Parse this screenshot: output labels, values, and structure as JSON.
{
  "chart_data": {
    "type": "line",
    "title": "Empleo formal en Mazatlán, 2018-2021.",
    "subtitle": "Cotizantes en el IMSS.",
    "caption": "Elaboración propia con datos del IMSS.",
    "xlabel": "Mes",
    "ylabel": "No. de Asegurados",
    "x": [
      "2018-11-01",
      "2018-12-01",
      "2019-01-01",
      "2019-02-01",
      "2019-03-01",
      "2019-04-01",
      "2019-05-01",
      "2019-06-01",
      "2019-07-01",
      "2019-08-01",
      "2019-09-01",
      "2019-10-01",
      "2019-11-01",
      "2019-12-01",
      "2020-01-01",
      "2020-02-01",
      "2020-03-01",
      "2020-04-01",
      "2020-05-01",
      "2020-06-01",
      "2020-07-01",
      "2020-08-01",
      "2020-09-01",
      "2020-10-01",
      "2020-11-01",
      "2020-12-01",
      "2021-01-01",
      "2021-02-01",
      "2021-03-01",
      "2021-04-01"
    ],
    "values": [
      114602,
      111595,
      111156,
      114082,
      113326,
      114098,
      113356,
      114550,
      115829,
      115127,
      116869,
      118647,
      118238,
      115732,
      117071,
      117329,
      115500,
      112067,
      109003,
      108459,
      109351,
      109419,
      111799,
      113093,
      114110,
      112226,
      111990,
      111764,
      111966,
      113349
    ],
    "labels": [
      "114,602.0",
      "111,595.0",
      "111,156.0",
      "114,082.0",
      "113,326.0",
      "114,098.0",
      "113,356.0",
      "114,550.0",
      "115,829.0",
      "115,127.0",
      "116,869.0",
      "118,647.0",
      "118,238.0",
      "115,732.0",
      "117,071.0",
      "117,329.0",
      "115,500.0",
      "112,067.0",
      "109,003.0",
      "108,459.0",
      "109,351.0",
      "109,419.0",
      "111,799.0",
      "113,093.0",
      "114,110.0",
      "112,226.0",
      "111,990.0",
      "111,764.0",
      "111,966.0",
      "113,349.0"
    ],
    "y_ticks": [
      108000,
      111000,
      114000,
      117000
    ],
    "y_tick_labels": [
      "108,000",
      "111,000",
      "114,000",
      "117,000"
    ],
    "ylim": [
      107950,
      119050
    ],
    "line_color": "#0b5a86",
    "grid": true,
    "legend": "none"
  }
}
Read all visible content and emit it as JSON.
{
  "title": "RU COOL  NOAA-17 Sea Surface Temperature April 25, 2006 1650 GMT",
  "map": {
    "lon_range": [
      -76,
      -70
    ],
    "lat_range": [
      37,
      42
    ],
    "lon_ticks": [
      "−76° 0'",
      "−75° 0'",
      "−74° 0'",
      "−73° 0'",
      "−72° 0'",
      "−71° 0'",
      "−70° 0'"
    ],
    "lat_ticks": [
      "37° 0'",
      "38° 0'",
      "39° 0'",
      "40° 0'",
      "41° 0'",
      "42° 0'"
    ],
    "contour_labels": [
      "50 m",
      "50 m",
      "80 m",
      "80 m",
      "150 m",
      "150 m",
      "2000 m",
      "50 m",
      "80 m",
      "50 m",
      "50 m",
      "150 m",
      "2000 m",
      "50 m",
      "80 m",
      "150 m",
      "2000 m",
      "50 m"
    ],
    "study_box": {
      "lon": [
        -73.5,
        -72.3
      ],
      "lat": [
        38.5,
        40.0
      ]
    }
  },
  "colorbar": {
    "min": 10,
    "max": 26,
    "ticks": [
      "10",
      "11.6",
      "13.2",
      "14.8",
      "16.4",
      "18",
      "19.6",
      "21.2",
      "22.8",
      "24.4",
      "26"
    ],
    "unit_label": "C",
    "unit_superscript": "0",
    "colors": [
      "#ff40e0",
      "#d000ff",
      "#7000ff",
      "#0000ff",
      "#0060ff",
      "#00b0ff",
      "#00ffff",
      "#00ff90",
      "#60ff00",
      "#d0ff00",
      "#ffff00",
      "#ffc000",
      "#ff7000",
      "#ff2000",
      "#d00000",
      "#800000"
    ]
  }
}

__Task to complete__. Quote all the records. Keep every word exact.

__Answer to this problem__.
Parse this screenshot: output labels, values, and structure as JSON.
{
  "chart_data": {
    "type": "line",
    "title": "Empleo formal en Mazatlán, 2018-2021.",
    "subtitle": "Cotizantes en el IMSS.",
    "caption": "Elaboración propia con datos del IMSS.",
    "xlabel": "Mes",
    "ylabel": "No. de Asegurados",
    "x": [
      "2018-11-01",
      "2018-12-01",
      "2019-01-01",
      "2019-02-01",
      "2019-03-01",
      "2019-04-01",
      "2019-05-01",
      "2019-06-01",
      "2019-07-01",
      "2019-08-01",
      "2019-09-01",
      "2019-10-01",
      "2019-11-01",
      "2019-12-01",
      "2020-01-01",
      "2020-02-01",
      "2020-03-01",
      "2020-04-01",
      "2020-05-01",
      "2020-06-01",
      "2020-07-01",
      "2020-08-01",
      "2020-09-01",
      "2020-10-01",
      "2020-11-01",
      "2020-12-01",
      "2021-01-01",
      "2021-02-01",
      "2021-03-01",
      "2021-04-01"
    ],
    "values": [
      114602,
      111595,
      111156,
      114082,
      113326,
      114098,
      113356,
      114550,
      115829,
      115127,
      116869,
      118647,
      118238,
      115732,
      117071,
      117329,
      115500,
      112067,
      109003,
      108459,
      109351,
      109419,
      111799,
      113093,
      114110,
      112226,
      111990,
      111764,
      111966,
      113349
    ],
    "labels": [
      "114,602.0",
      "111,595.0",
      "111,156.0",
      "114,082.0",
      "113,326.0",
      "114,098.0",
      "113,356.0",
      "114,550.0",
      "115,829.0",
      "115,127.0",
      "116,869.0",
      "118,647.0",
      "118,238.0",
      "115,732.0",
      "117,071.0",
      "117,329.0",
      "115,500.0",
      "112,067.0",
      "109,003.0",
      "108,459.0",
      "109,351.0",
      "109,419.0",
      "111,799.0",
      "113,093.0",
      "114,110.0",
      "112,226.0",
      "111,990.0",
      "111,764.0",
      "111,966.0",
      "113,349.0"
    ],
    "y_ticks": [
      108000,
      111000,
      114000,
      117000
    ],
    "y_tick_labels": [
      "108,000",
      "111,000",
      "114,000",
      "117,000"
    ],
    "ylim": [
      107950,
      119050
    ],
    "line_color": "#0b5a86",
    "grid": true,
    "legend": "none"
  }
}
Read all visible content and emit it as JSON.
{
  "title": "RU COOL  NOAA-17 Sea Surface Temperature April 25, 2006 1650 GMT",
  "map": {
    "lon_range": [
      -76,
      -70
    ],
    "lat_range": [
      37,
      42
    ],
    "lon_ticks": [
      "−76° 0'",
      "−75° 0'",
      "−74° 0'",
      "−73° 0'",
      "−72° 0'",
      "−71° 0'",
      "−70° 0'"
    ],
    "lat_ticks": [
      "37° 0'",
      "38° 0'",
      "39° 0'",
      "40° 0'",
      "41° 0'",
      "42° 0'"
    ],
    "contour_labels": [
      "50 m",
      "50 m",
      "80 m",
      "80 m",
      "150 m",
      "150 m",
      "2000 m",
      "50 m",
      "80 m",
      "50 m",
      "50 m",
      "150 m",
      "2000 m",
      "50 m",
      "80 m",
      "150 m",
      "2000 m",
      "50 m"
    ],
    "study_box": {
      "lon": [
        -73.5,
        -72.3
      ],
      "lat": [
        38.5,
        40.0
      ]
    }
  },
  "colorbar": {
    "min": 10,
    "max": 26,
    "ticks": [
      "10",
      "11.6",
      "13.2",
      "14.8",
      "16.4",
      "18",
      "19.6",
      "21.2",
      "22.8",
      "24.4",
      "26"
    ],
    "unit_label": "C",
    "unit_superscript": "0",
    "colors": [
      "#ff40e0",
      "#d000ff",
      "#7000ff",
      "#0000ff",
      "#0060ff",
      "#00b0ff",
      "#00ffff",
      "#00ff90",
      "#60ff00",
      "#d0ff00",
      "#ffff00",
      "#ffc000",
      "#ff7000",
      "#ff2000",
      "#d00000",
      "#800000"
    ]
  }
}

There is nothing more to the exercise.